Figure contents as structured data >>
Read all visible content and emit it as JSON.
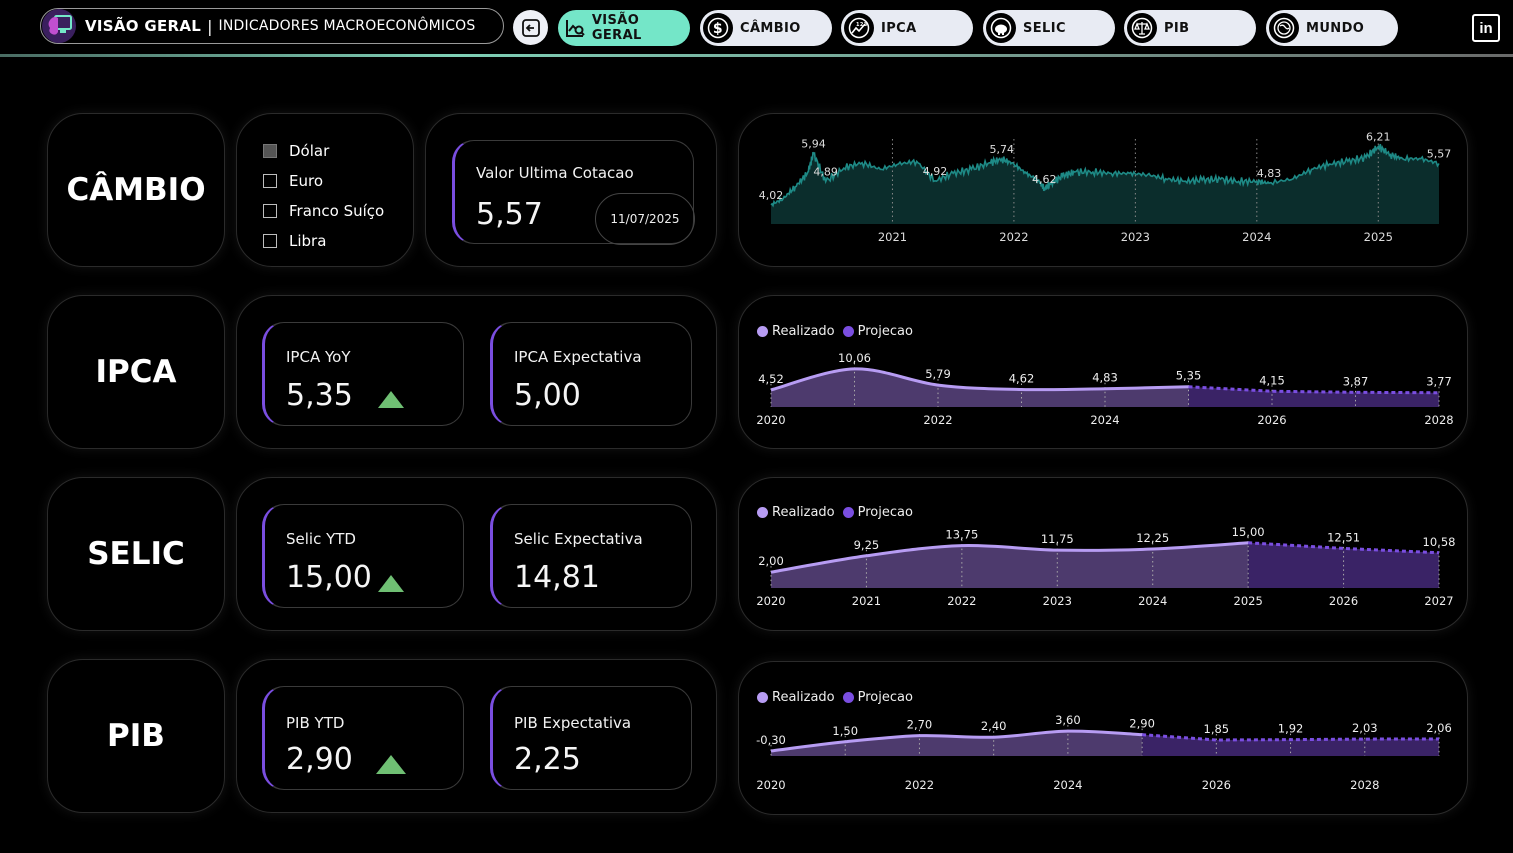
{
  "header": {
    "title_bold": "VISÃO GERAL",
    "separator": "|",
    "title_sub": "INDICADORES MACROECONÔMICOS",
    "nav": [
      {
        "label": "VISÃO GERAL",
        "icon": "chart-search-icon",
        "active": true
      },
      {
        "label": "CÂMBIO",
        "icon": "dollar-icon",
        "active": false
      },
      {
        "label": "IPCA",
        "icon": "index-chart-icon",
        "active": false
      },
      {
        "label": "SELIC",
        "icon": "piggy-bank-icon",
        "active": false
      },
      {
        "label": "PIB",
        "icon": "scale-icon",
        "active": false
      },
      {
        "label": "MUNDO",
        "icon": "globe-icon",
        "active": false
      }
    ],
    "linkedin_label": "in"
  },
  "cambio": {
    "label": "CÂMBIO",
    "currencies": [
      {
        "name": "Dólar",
        "checked": true
      },
      {
        "name": "Euro",
        "checked": false
      },
      {
        "name": "Franco Suíço",
        "checked": false
      },
      {
        "name": "Libra",
        "checked": false
      }
    ],
    "kpi_label": "Valor Ultima Cotacao",
    "kpi_value": "5,57",
    "kpi_date": "11/07/2025"
  },
  "ipca": {
    "label": "IPCA",
    "kpi1_label": "IPCA YoY",
    "kpi1_value": "5,35",
    "kpi2_label": "IPCA Expectativa",
    "kpi2_value": "5,00"
  },
  "selic": {
    "label": "SELIC",
    "kpi1_label": "Selic YTD",
    "kpi1_value": "15,00",
    "kpi2_label": "Selic Expectativa",
    "kpi2_value": "14,81"
  },
  "pib": {
    "label": "PIB",
    "kpi1_label": "PIB YTD",
    "kpi1_value": "2,90",
    "kpi2_label": "PIB Expectativa",
    "kpi2_value": "2,25"
  },
  "legend": {
    "realizado": "Realizado",
    "projecao": "Projecao"
  },
  "colors": {
    "accent": "#74e6c8",
    "realizado": "#b79cf3",
    "projecao": "#7a4ee0",
    "cambio_line": "#1e8a86",
    "kpi_border": "#7a4ee0",
    "up_arrow": "#6fbf73"
  },
  "chart_data": [
    {
      "type": "area",
      "id": "cambio",
      "x": [
        2020.0,
        2020.1,
        2020.2,
        2020.3,
        2020.35,
        2020.45,
        2020.6,
        2020.75,
        2020.9,
        2021.05,
        2021.2,
        2021.35,
        2021.5,
        2021.65,
        2021.8,
        2021.9,
        2022.0,
        2022.1,
        2022.2,
        2022.25,
        2022.3,
        2022.4,
        2022.5,
        2022.65,
        2022.8,
        2022.95,
        2023.1,
        2023.25,
        2023.4,
        2023.55,
        2023.7,
        2023.85,
        2024.0,
        2024.1,
        2024.3,
        2024.45,
        2024.6,
        2024.75,
        2024.9,
        2025.0,
        2025.1,
        2025.2,
        2025.35,
        2025.5
      ],
      "values": [
        4.02,
        4.25,
        4.7,
        5.2,
        5.94,
        4.89,
        5.4,
        5.6,
        5.35,
        5.55,
        5.65,
        4.92,
        5.2,
        5.35,
        5.6,
        5.74,
        5.55,
        5.2,
        4.95,
        4.62,
        4.8,
        5.1,
        5.25,
        5.25,
        5.2,
        5.2,
        5.15,
        5.0,
        4.9,
        4.95,
        4.98,
        4.9,
        4.9,
        4.83,
        5.0,
        5.35,
        5.55,
        5.65,
        5.8,
        6.21,
        5.9,
        5.75,
        5.75,
        5.57
      ],
      "labels": [
        {
          "x": 2020.0,
          "y": 4.02,
          "text": "4,02"
        },
        {
          "x": 2020.35,
          "y": 5.94,
          "text": "5,94"
        },
        {
          "x": 2020.45,
          "y": 4.89,
          "text": "4,89"
        },
        {
          "x": 2021.35,
          "y": 4.92,
          "text": "4,92"
        },
        {
          "x": 2021.9,
          "y": 5.74,
          "text": "5,74"
        },
        {
          "x": 2022.25,
          "y": 4.62,
          "text": "4,62"
        },
        {
          "x": 2024.1,
          "y": 4.83,
          "text": "4,83"
        },
        {
          "x": 2025.0,
          "y": 6.21,
          "text": "6,21"
        },
        {
          "x": 2025.5,
          "y": 5.57,
          "text": "5,57"
        }
      ],
      "ticks": [
        "2021",
        "2022",
        "2023",
        "2024",
        "2025"
      ],
      "tick_values": [
        2021,
        2022,
        2023,
        2024,
        2025
      ],
      "xlim": [
        2020.0,
        2025.5
      ],
      "ylim": [
        3.3,
        6.6
      ]
    },
    {
      "type": "area",
      "id": "ipca",
      "x": [
        2020,
        2021,
        2022,
        2023,
        2024,
        2025,
        2026,
        2027,
        2028
      ],
      "values": [
        4.52,
        10.06,
        5.79,
        4.62,
        4.83,
        5.35,
        4.15,
        3.87,
        3.77
      ],
      "labels": [
        "4,52",
        "10,06",
        "5,79",
        "4,62",
        "4,83",
        "5,35",
        "4,15",
        "3,87",
        "3,77"
      ],
      "realizado_until": 2025,
      "ticks": [
        "2020",
        "2022",
        "2024",
        "2026",
        "2028"
      ],
      "tick_values": [
        2020,
        2022,
        2024,
        2026,
        2028
      ],
      "ylim": [
        0,
        14
      ]
    },
    {
      "type": "area",
      "id": "selic",
      "x": [
        2020,
        2021,
        2022,
        2023,
        2024,
        2025,
        2026,
        2027
      ],
      "values": [
        2.0,
        9.25,
        13.75,
        11.75,
        12.25,
        15.0,
        12.51,
        10.58
      ],
      "labels": [
        "2,00",
        "9,25",
        "13,75",
        "11,75",
        "12,25",
        "15,00",
        "12,51",
        "10,58"
      ],
      "realizado_until": 2025,
      "ticks": [
        "2020",
        "2021",
        "2022",
        "2023",
        "2024",
        "2025",
        "2026",
        "2027"
      ],
      "tick_values": [
        2020,
        2021,
        2022,
        2023,
        2024,
        2025,
        2026,
        2027
      ],
      "ylim": [
        -5,
        18
      ]
    },
    {
      "type": "area",
      "id": "pib",
      "x": [
        2020,
        2021,
        2022,
        2023,
        2024,
        2025,
        2026,
        2027,
        2028,
        2029
      ],
      "values": [
        -0.3,
        1.5,
        2.7,
        2.4,
        3.6,
        2.9,
        1.85,
        1.92,
        2.03,
        2.06
      ],
      "labels": [
        "-0,30",
        "1,50",
        "2,70",
        "2,40",
        "3,60",
        "2,90",
        "1,85",
        "1,92",
        "2,03",
        "2,06"
      ],
      "realizado_until": 2025,
      "ticks": [
        "2020",
        "2022",
        "2024",
        "2026",
        "2028"
      ],
      "tick_values": [
        2020,
        2022,
        2024,
        2026,
        2028
      ],
      "ylim": [
        -1.3,
        5
      ]
    }
  ]
}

What is being asked >> Search the listing for the string "Expectativa". Copy each line where it turns up.

Task result >>
    "kpi2_label": "IPCA Expectativa",
    "kpi2_label": "Selic Expectativa",
    "kpi2_label": "PIB Expectativa",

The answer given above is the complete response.